Records contained in a dataset:

....

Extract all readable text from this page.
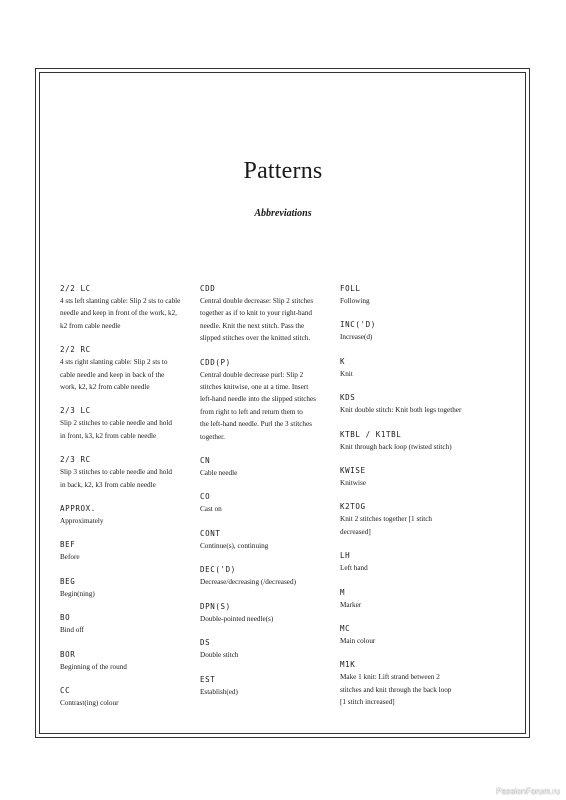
Patterns
Abbreviations
2/2 LC
4 sts left slanting cable: Slip 2 sts to cable
needle and keep in front of the work, k2,
k2 from cable needle
2/2 RC
4 sts right slanting cable: Slip 2 sts to
cable needle and keep in back of the
work, k2, k2 from cable needle
2/3 LC
Slip 2 stitches to cable needle and hold
in front, k3, k2 from cable needle
2/3 RC
Slip 3 stitches to cable needle and hold
in back, k2, k3 from cable needle
APPROX.
Approximately
BEF
Before
BEG
Begin(ning)
BO
Bind off
BOR
Beginning of the round
CC
Contrast(ing) colour
CDD
Central double decrease: Slip 2 stitches
together as if to knit to your right-hand
needle. Knit the next stitch. Pass the
slipped stitches over the knitted stitch.
CDD(P)
Central double decrease purl: Slip 2
stitches knitwise, one at a time. Insert
left-hand needle into the slipped stitches
from right to left and return them to
the left-hand needle. Purl the 3 stitches
together.
CN
Cable needle
CO
Cast on
CONT
Continue(s), continuing
DEC('D)
Decrease/decreasing (/decreased)
DPN(S)
Double-pointed needle(s)
DS
Double stitch
EST
Establish(ed)
FOLL
Following
INC('D)
Increase(d)
K
Knit
KDS
Knit double stitch: Knit both legs together
KTBL / K1TBL
Knit through back loop (twisted stitch)
KWISE
Knitwise
K2TOG
Knit 2 stitches together [1 stitch
decreased]
LH
Left hand
M
Marker
MC
Main colour
M1K
Make 1 knit: Lift strand between 2
stitches and knit through the back loop
[1 stitch increased]
PassionForum.ru
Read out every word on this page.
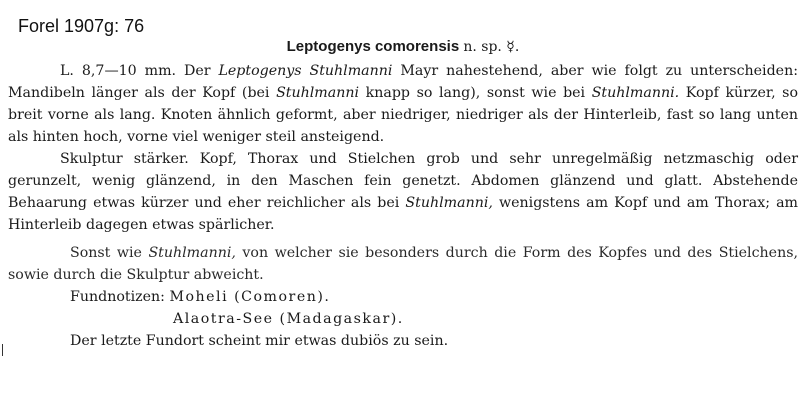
Forel 1907g: 76
Leptogenys comorensis n. sp. ☿.

L. 8,7—10 mm. Der Leptogenys Stuhlmanni Mayr nahestehend, aber wie folgt zu unterscheiden: Mandibeln länger als der Kopf (bei Stuhlmanni knapp so lang), sonst wie bei Stuhlmanni. Kopf kürzer, so breit vorne als lang. Knoten ähnlich geformt, aber niedriger, niedriger als der Hinterleib, fast so lang unten als hinten hoch, vorne viel weniger steil ansteigend.

Skulptur stärker. Kopf, Thorax und Stielchen grob und sehr unregelmäßig netzmaschig oder gerunzelt, wenig glänzend, in den Maschen fein genetzt. Abdomen glänzend und glatt. Abstehende Behaarung etwas kürzer und eher reichlicher als bei Stuhlmanni, wenigstens am Kopf und am Thorax; am Hinterleib dagegen etwas spärlicher.

Sonst wie Stuhlmanni, von welcher sie besonders durch die Form des Kopfes und des Stielchens, sowie durch die Skulptur abweicht.

Fundnotizen: Moheli (Comoren).

Alaotra-See (Madagaskar).

Der letzte Fundort scheint mir etwas dubiös zu sein.
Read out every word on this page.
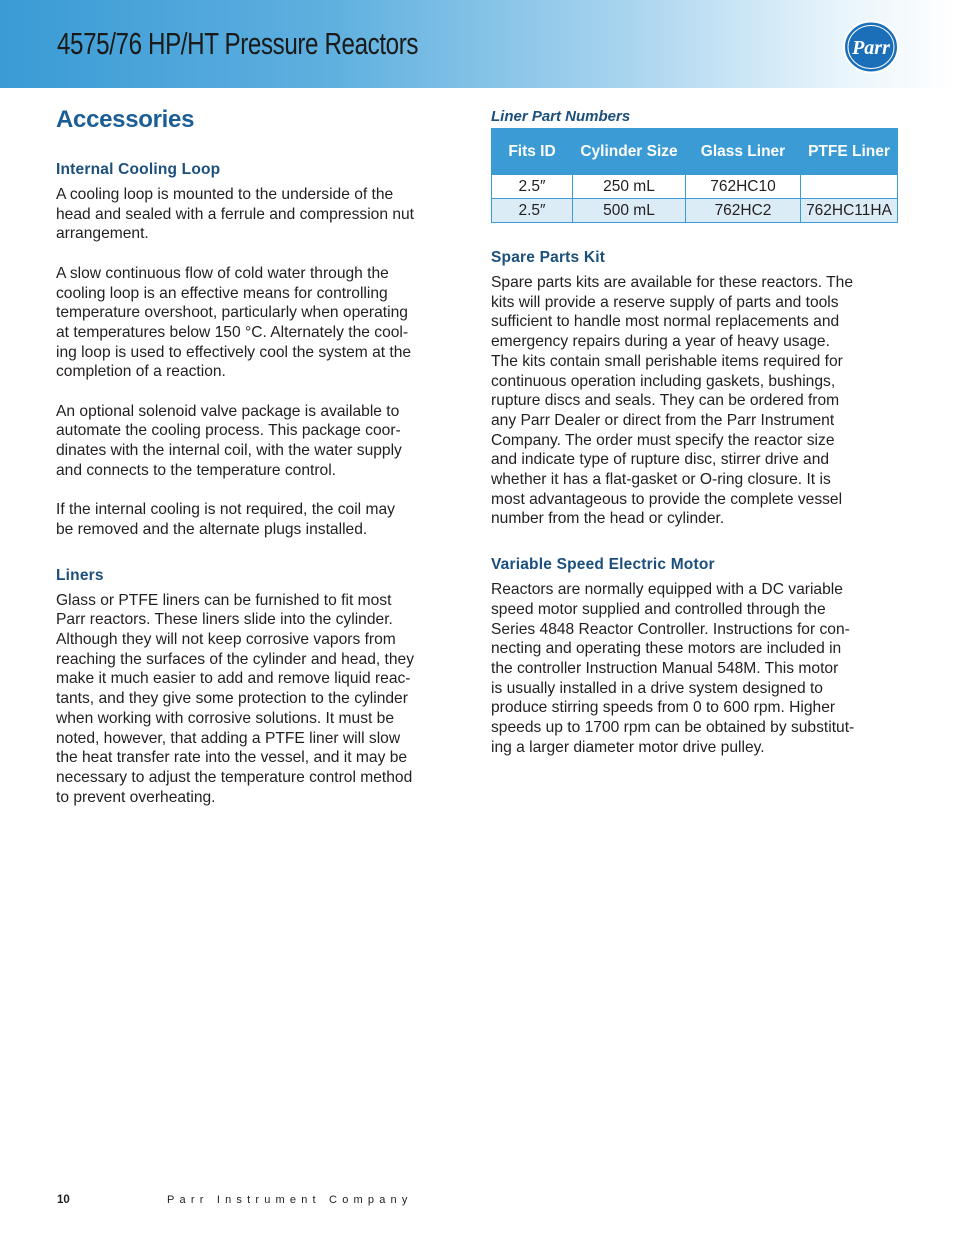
4575/76 HP/HT Pressure Reactors	Parr
Accessories
Internal Cooling Loop

A cooling loop is mounted to the underside of the
head and sealed with a ferrule and compression nut
arrangement.

A slow continuous flow of cold water through the
cooling loop is an effective means for controlling
temperature overshoot, particularly when operating
at temperatures below 150 °C. Alternately the cool-
ing loop is used to effectively cool the system at the
completion of a reaction.

An optional solenoid valve package is available to
automate the cooling process. This package coor-
dinates with the internal coil, with the water supply
and connects to the temperature control.

If the internal cooling is not required, the coil may
be removed and the alternate plugs installed.

Liners

Glass or PTFE liners can be furnished to fit most
Parr reactors. These liners slide into the cylinder.
Although they will not keep corrosive vapors from
reaching the surfaces of the cylinder and head, they
make it much easier to add and remove liquid reac-
tants, and they give some protection to the cylinder
when working with corrosive solutions. It must be
noted, however, that adding a PTFE liner will slow
the heat transfer rate into the vessel, and it may be
necessary to adjust the temperature control method
to prevent overheating.

Liner Part Numbers
Fits ID	Cylinder Size	Glass Liner	PTFE Liner
2.5″	250 mL	762HC10	
2.5″	500 mL	762HC2	762HC11HA
Spare Parts Kit

Spare parts kits are available for these reactors. The
kits will provide a reserve supply of parts and tools
sufficient to handle most normal replacements and
emergency repairs during a year of heavy usage.
The kits contain small perishable items required for
continuous operation including gaskets, bushings,
rupture discs and seals. They can be ordered from
any Parr Dealer or direct from the Parr Instrument
Company. The order must specify the reactor size
and indicate type of rupture disc, stirrer drive and
whether it has a flat-gasket or O-ring closure. It is
most advantageous to provide the complete vessel
number from the head or cylinder.

Variable Speed Electric Motor

Reactors are normally equipped with a DC variable
speed motor supplied and controlled through the
Series 4848 Reactor Controller. Instructions for con-
necting and operating these motors are included in
the controller Instruction Manual 548M. This motor
is usually installed in a drive system designed to
produce stirring speeds from 0 to 600 rpm. Higher
speeds up to 1700 rpm can be obtained by substitut-
ing a larger diameter motor drive pulley.

10	Parr Instrument Company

....

WRITTEN REQUEST:
Every line in the data that holds "package" should be copied out.

RESPONSE TO THIS EXERCISE:
An optional solenoid valve package is available to
automate the cooling process. This package coor-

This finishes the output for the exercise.